═════ Data in this exercise ═════
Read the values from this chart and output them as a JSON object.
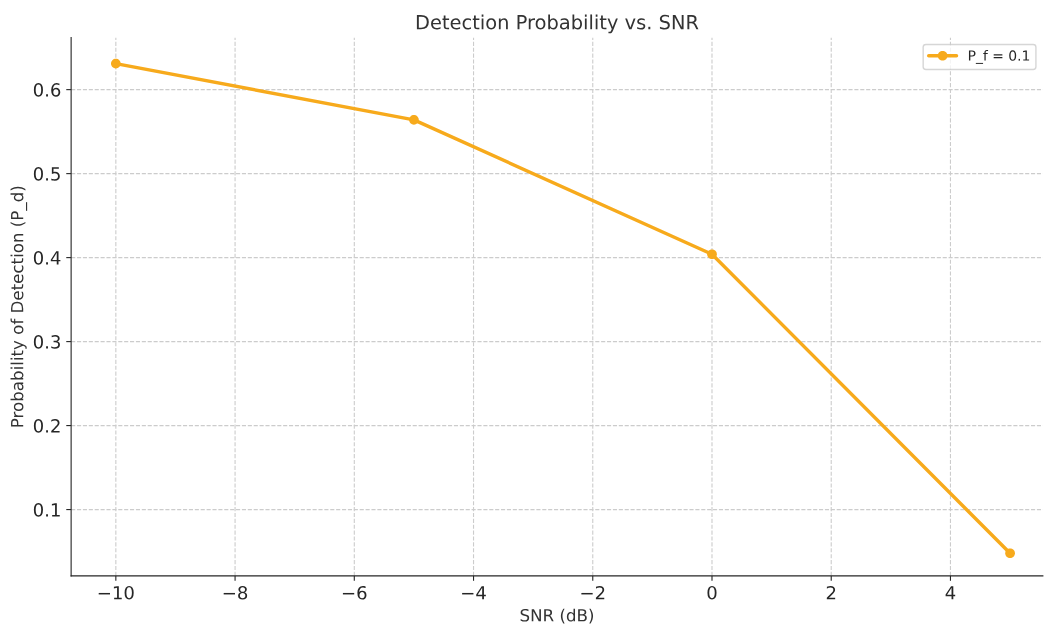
{
  "chart_data": {
    "type": "line",
    "title": "Detection Probability vs. SNR",
    "xlabel": "SNR (dB)",
    "ylabel": "Probability of Detection (P_d)",
    "x": [
      -10,
      -5,
      0,
      5
    ],
    "series": [
      {
        "name": "P_f = 0.1",
        "color": "#f7aa1c",
        "values": [
          0.631,
          0.564,
          0.404,
          0.048
        ]
      }
    ],
    "xlim": [
      -10.75,
      5.55
    ],
    "ylim": [
      0.021,
      0.662
    ],
    "xticks": [
      -10,
      -8,
      -6,
      -4,
      -2,
      0,
      2,
      4
    ],
    "yticks": [
      0.1,
      0.2,
      0.3,
      0.4,
      0.5,
      0.6
    ],
    "grid": true,
    "legend": "top right",
    "marker": "circle",
    "line_style": "solid"
  }
}
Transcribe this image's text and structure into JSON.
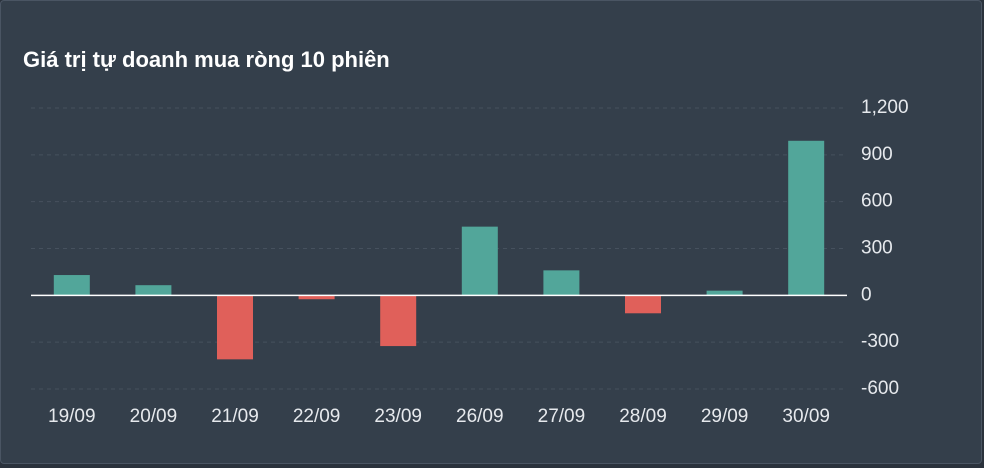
{
  "chart_data": {
    "type": "bar",
    "title": "Giá trị tự doanh mua ròng 10 phiên",
    "categories": [
      "19/09",
      "20/09",
      "21/09",
      "22/09",
      "23/09",
      "26/09",
      "27/09",
      "28/09",
      "29/09",
      "30/09"
    ],
    "values": [
      130,
      65,
      -410,
      -25,
      -325,
      440,
      160,
      -115,
      30,
      990
    ],
    "positive_color": "#52a69a",
    "negative_color": "#e0605a",
    "ylim": [
      -600,
      1200
    ],
    "yticks": [
      {
        "value": 1200,
        "label": "1,200"
      },
      900,
      600,
      300,
      0,
      -300,
      -600
    ],
    "grid": true
  }
}
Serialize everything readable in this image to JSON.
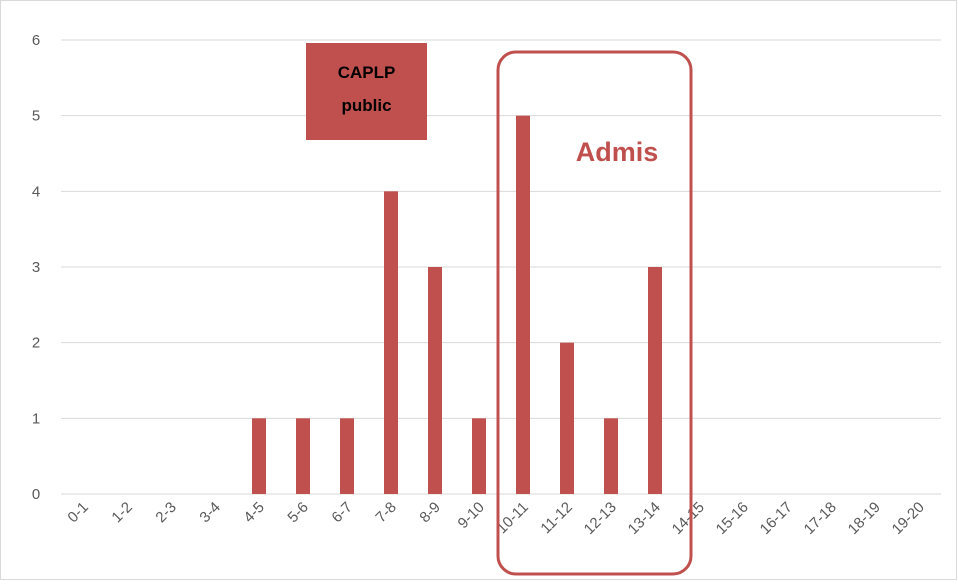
{
  "chart_data": {
    "type": "bar",
    "categories": [
      "0-1",
      "1-2",
      "2-3",
      "3-4",
      "4-5",
      "5-6",
      "6-7",
      "7-8",
      "8-9",
      "9-10",
      "10-11",
      "11-12",
      "12-13",
      "13-14",
      "14-15",
      "15-16",
      "16-17",
      "17-18",
      "18-19",
      "19-20"
    ],
    "values": [
      0,
      0,
      0,
      0,
      1,
      1,
      1,
      4,
      3,
      1,
      5,
      2,
      1,
      3,
      0,
      0,
      0,
      0,
      0,
      0
    ],
    "color": "#c0504d",
    "ylim": [
      0,
      6
    ],
    "yticks": [
      0,
      1,
      2,
      3,
      4,
      5,
      6
    ],
    "grid": true,
    "annotations": [
      {
        "lines": [
          "CAPLP",
          "public"
        ]
      },
      {
        "lines": [
          "Admis"
        ]
      }
    ]
  }
}
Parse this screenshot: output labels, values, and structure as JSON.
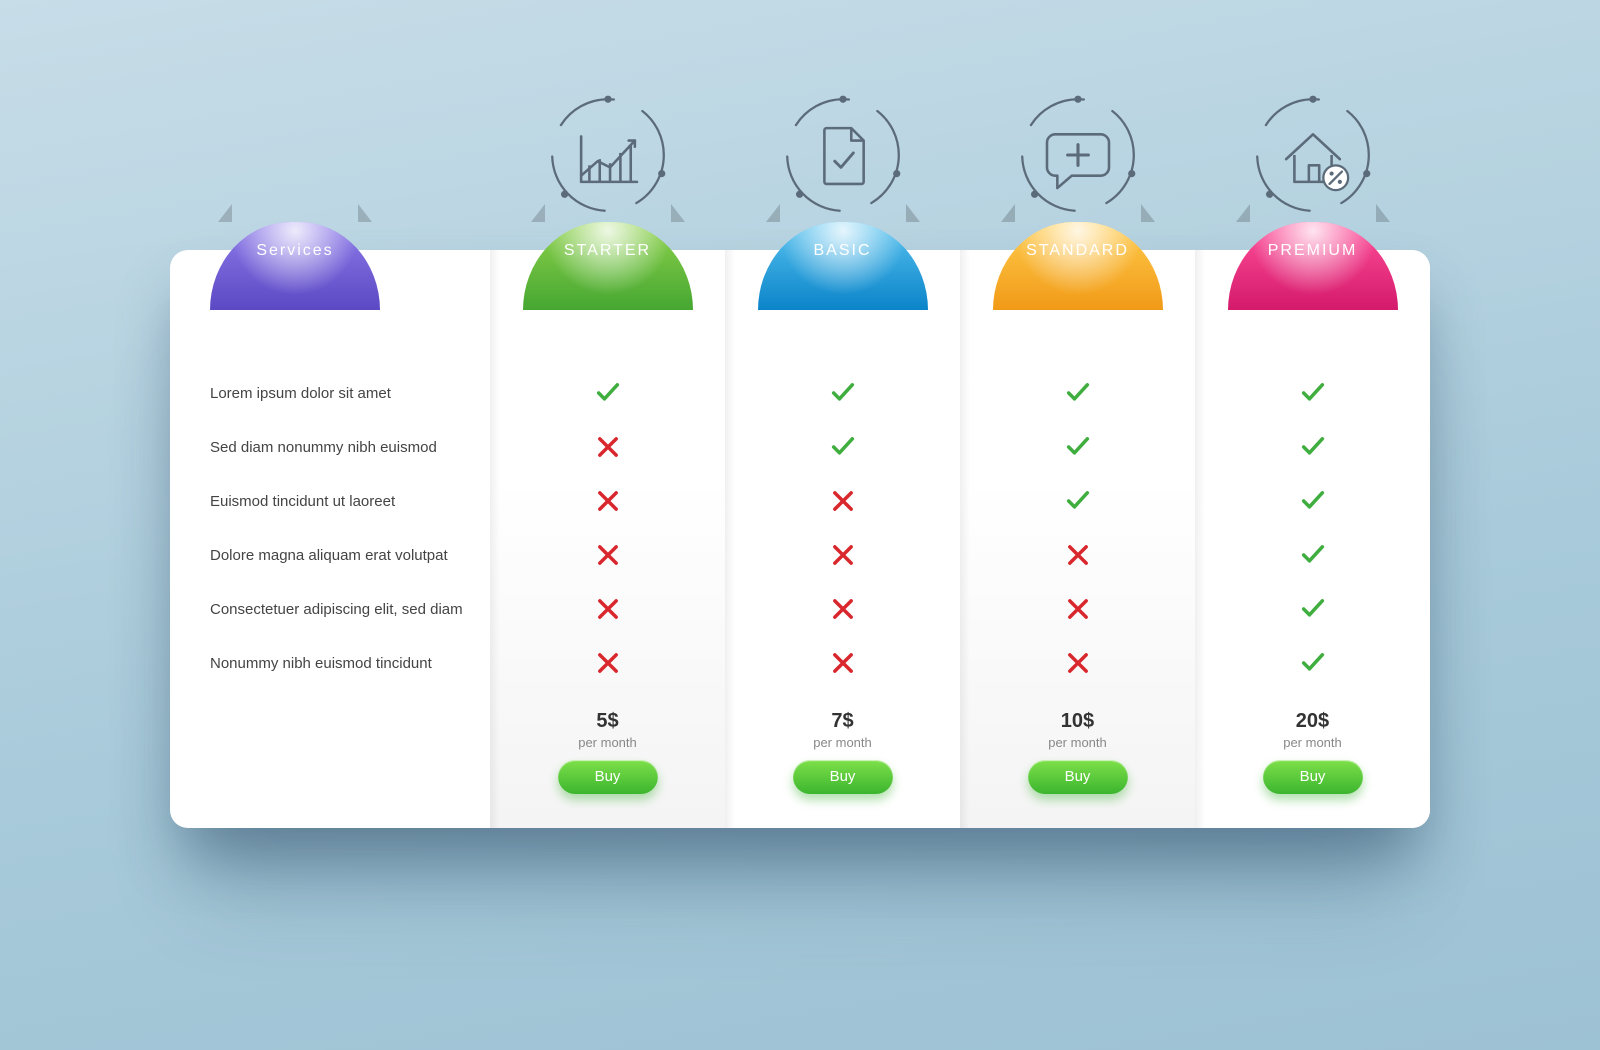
{
  "background_gradient": [
    "#c7dde8",
    "#9dc2d4"
  ],
  "services_label": "Services",
  "features": [
    "Lorem ipsum dolor sit amet",
    "Sed diam nonummy nibh euismod",
    "Euismod tincidunt ut laoreet",
    "Dolore magna aliquam erat volutpat",
    "Consectetuer adipiscing elit, sed diam",
    "Nonummy nibh euismod tincidunt"
  ],
  "buy_label": "Buy",
  "period_label": "per month",
  "check_color": "#3fae3f",
  "cross_color": "#d9272e",
  "icon_stroke": "#5c6b7a",
  "plans": [
    {
      "name": "STARTER",
      "tab_color_top": "#8fd24c",
      "tab_color_bottom": "#45a731",
      "price": "5$",
      "marks": [
        true,
        false,
        false,
        false,
        false,
        false
      ],
      "icon": "chart"
    },
    {
      "name": "BASIC",
      "tab_color_top": "#58c3f0",
      "tab_color_bottom": "#0b84c9",
      "price": "7$",
      "marks": [
        true,
        true,
        false,
        false,
        false,
        false
      ],
      "icon": "document"
    },
    {
      "name": "STANDARD",
      "tab_color_top": "#ffcc4d",
      "tab_color_bottom": "#f19a17",
      "price": "10$",
      "marks": [
        true,
        true,
        true,
        false,
        false,
        false
      ],
      "icon": "medical"
    },
    {
      "name": "PREMIUM",
      "tab_color_top": "#ff4f9a",
      "tab_color_bottom": "#d41a6b",
      "price": "20$",
      "marks": [
        true,
        true,
        true,
        true,
        true,
        true
      ],
      "icon": "house"
    }
  ],
  "services_tab": {
    "top": "#8f7bea",
    "bottom": "#5b49c4"
  }
}
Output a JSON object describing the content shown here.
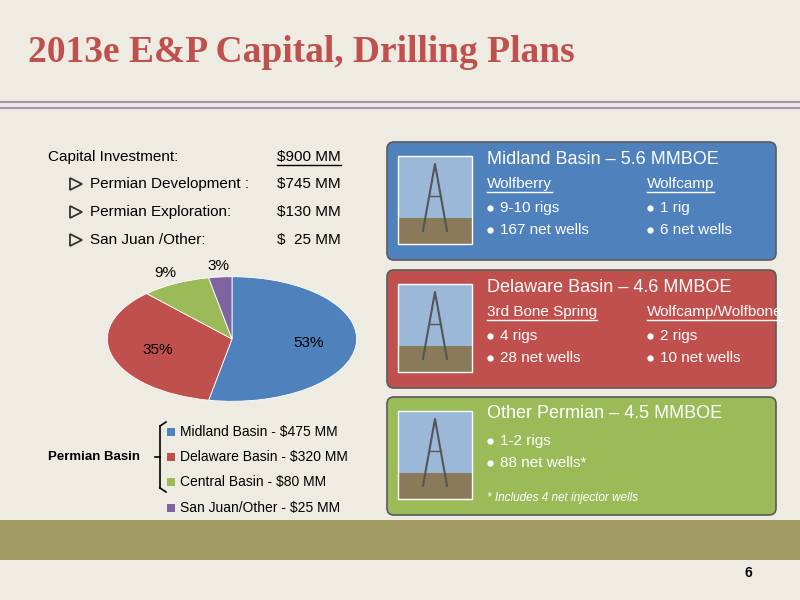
{
  "title": "2013e E&P Capital, Drilling Plans",
  "capital": {
    "rows": [
      [
        "Capital Investment:",
        "$900 MM"
      ],
      [
        "Permian Development :",
        "$745 MM"
      ],
      [
        "Permian Exploration:",
        "$130 MM"
      ],
      [
        "San Juan /Other:",
        "$  25 MM"
      ]
    ]
  },
  "chart_data": {
    "type": "pie",
    "categories": [
      "Midland Basin - $475 MM",
      "Delaware Basin - $320 MM",
      "Central Basin - $80 MM",
      "San Juan/Other - $25 MM"
    ],
    "values": [
      53,
      35,
      9,
      3
    ],
    "value_labels": [
      "53%",
      "35%",
      "9%",
      "3%"
    ],
    "colors": [
      "#4f81bd",
      "#c0504d",
      "#9bbb59",
      "#8064a2"
    ],
    "data_labels": true,
    "group_label": "Permian Basin"
  },
  "boxes": [
    {
      "heading": "Midland Basin – 5.6 MMBOE",
      "color": "#4f81bd",
      "columns": [
        {
          "header": "Wolfberry",
          "items": [
            "9-10 rigs",
            "167 net wells"
          ]
        },
        {
          "header": "Wolfcamp",
          "items": [
            "1 rig",
            "6 net wells"
          ]
        }
      ]
    },
    {
      "heading": "Delaware Basin – 4.6 MMBOE",
      "color": "#c0504d",
      "columns": [
        {
          "header": "3rd Bone Spring",
          "items": [
            "4 rigs",
            "28 net wells"
          ]
        },
        {
          "header": "Wolfcamp/Wolfbone",
          "items": [
            "2 rigs",
            "10 net wells"
          ]
        }
      ]
    },
    {
      "heading": "Other Permian – 4.5 MMBOE",
      "color": "#9bbb59",
      "columns": [
        {
          "items": [
            "1-2 rigs",
            "88 net wells*"
          ]
        }
      ],
      "note": "* Includes 4 net injector wells"
    }
  ],
  "page": "6"
}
═════
*Your objective*
Restate each of the entries above word for word and skip every image.

*Complete response*
Read the values from this chart and output them as a JSON object.
{
  "chart_data": {
    "type": "line",
    "title": "Detection Probability vs. SNR",
    "xlabel": "SNR (dB)",
    "ylabel": "Probability of Detection (P_d)",
    "x": [
      -10,
      -5,
      0,
      5
    ],
    "series": [
      {
        "name": "P_f = 0.1",
        "color": "#f7aa1c",
        "values": [
          0.631,
          0.564,
          0.404,
          0.048
        ]
      }
    ],
    "xlim": [
      -10.75,
      5.55
    ],
    "ylim": [
      0.021,
      0.662
    ],
    "xticks": [
      -10,
      -8,
      -6,
      -4,
      -2,
      0,
      2,
      4
    ],
    "yticks": [
      0.1,
      0.2,
      0.3,
      0.4,
      0.5,
      0.6
    ],
    "grid": true,
    "legend": "top right",
    "marker": "circle",
    "line_style": "solid"
  }
}
Transcribe this image's text and structure into JSON.
{
  "chart_data": {
    "type": "bar",
    "title": "Giá trị tự doanh mua ròng 10 phiên",
    "categories": [
      "19/09",
      "20/09",
      "21/09",
      "22/09",
      "23/09",
      "26/09",
      "27/09",
      "28/09",
      "29/09",
      "30/09"
    ],
    "values": [
      130,
      65,
      -410,
      -25,
      -325,
      440,
      160,
      -115,
      30,
      990
    ],
    "positive_color": "#52a69a",
    "negative_color": "#e0605a",
    "ylim": [
      -600,
      1200
    ],
    "yticks": [
      {
        "value": 1200,
        "label": "1,200"
      },
      900,
      600,
      300,
      0,
      -300,
      -600
    ],
    "grid": true
  }
}
Serialize everything readable in this image to JSON.
{
  "chart_data": {
    "type": "bar",
    "categories": [
      "0-1",
      "1-2",
      "2-3",
      "3-4",
      "4-5",
      "5-6",
      "6-7",
      "7-8",
      "8-9",
      "9-10",
      "10-11",
      "11-12",
      "12-13",
      "13-14",
      "14-15",
      "15-16",
      "16-17",
      "17-18",
      "18-19",
      "19-20"
    ],
    "values": [
      0,
      0,
      0,
      0,
      1,
      1,
      1,
      4,
      3,
      1,
      5,
      2,
      1,
      3,
      0,
      0,
      0,
      0,
      0,
      0
    ],
    "color": "#c0504d",
    "ylim": [
      0,
      6
    ],
    "yticks": [
      0,
      1,
      2,
      3,
      4,
      5,
      6
    ],
    "grid": true,
    "annotations": [
      {
        "lines": [
          "CAPLP",
          "public"
        ]
      },
      {
        "lines": [
          "Admis"
        ]
      }
    ]
  }
}
Parse this screenshot: output labels, values, and structure as JSON.
{
  "background_gradient": [
    "#c7dde8",
    "#9dc2d4"
  ],
  "services_label": "Services",
  "features": [
    "Lorem ipsum dolor sit amet",
    "Sed diam nonummy nibh euismod",
    "Euismod tincidunt ut laoreet",
    "Dolore magna aliquam erat volutpat",
    "Consectetuer adipiscing elit, sed diam",
    "Nonummy nibh euismod tincidunt"
  ],
  "buy_label": "Buy",
  "period_label": "per month",
  "check_color": "#3fae3f",
  "cross_color": "#d9272e",
  "icon_stroke": "#5c6b7a",
  "plans": [
    {
      "name": "STARTER",
      "tab_color_top": "#8fd24c",
      "tab_color_bottom": "#45a731",
      "price": "5$",
      "marks": [
        true,
        false,
        false,
        false,
        false,
        false
      ],
      "icon": "chart"
    },
    {
      "name": "BASIC",
      "tab_color_top": "#58c3f0",
      "tab_color_bottom": "#0b84c9",
      "price": "7$",
      "marks": [
        true,
        true,
        false,
        false,
        false,
        false
      ],
      "icon": "document"
    },
    {
      "name": "STANDARD",
      "tab_color_top": "#ffcc4d",
      "tab_color_bottom": "#f19a17",
      "price": "10$",
      "marks": [
        true,
        true,
        true,
        false,
        false,
        false
      ],
      "icon": "medical"
    },
    {
      "name": "PREMIUM",
      "tab_color_top": "#ff4f9a",
      "tab_color_bottom": "#d41a6b",
      "price": "20$",
      "marks": [
        true,
        true,
        true,
        true,
        true,
        true
      ],
      "icon": "house"
    }
  ],
  "services_tab": {
    "top": "#8f7bea",
    "bottom": "#5b49c4"
  }
}
Output a JSON object describing the content shown here.
{
  "title": "2013e E&P Capital, Drilling Plans",
  "capital": {
    "rows": [
      [
        "Capital Investment:",
        "$900 MM"
      ],
      [
        "Permian Development :",
        "$745 MM"
      ],
      [
        "Permian Exploration:",
        "$130 MM"
      ],
      [
        "San Juan /Other:",
        "$  25 MM"
      ]
    ]
  },
  "chart_data": {
    "type": "pie",
    "categories": [
      "Midland Basin - $475 MM",
      "Delaware Basin - $320 MM",
      "Central Basin - $80 MM",
      "San Juan/Other - $25 MM"
    ],
    "values": [
      53,
      35,
      9,
      3
    ],
    "value_labels": [
      "53%",
      "35%",
      "9%",
      "3%"
    ],
    "colors": [
      "#4f81bd",
      "#c0504d",
      "#9bbb59",
      "#8064a2"
    ],
    "data_labels": true,
    "group_label": "Permian Basin"
  },
  "boxes": [
    {
      "heading": "Midland Basin – 5.6 MMBOE",
      "color": "#4f81bd",
      "columns": [
        {
          "header": "Wolfberry",
          "items": [
            "9-10 rigs",
            "167 net wells"
          ]
        },
        {
          "header": "Wolfcamp",
          "items": [
            "1 rig",
            "6 net wells"
          ]
        }
      ]
    },
    {
      "heading": "Delaware Basin – 4.6 MMBOE",
      "color": "#c0504d",
      "columns": [
        {
          "header": "3rd Bone Spring",
          "items": [
            "4 rigs",
            "28 net wells"
          ]
        },
        {
          "header": "Wolfcamp/Wolfbone",
          "items": [
            "2 rigs",
            "10 net wells"
          ]
        }
      ]
    },
    {
      "heading": "Other Permian – 4.5 MMBOE",
      "color": "#9bbb59",
      "columns": [
        {
          "items": [
            "1-2 rigs",
            "88 net wells*"
          ]
        }
      ],
      "note": "* Includes 4 net injector wells"
    }
  ],
  "page": "6"
}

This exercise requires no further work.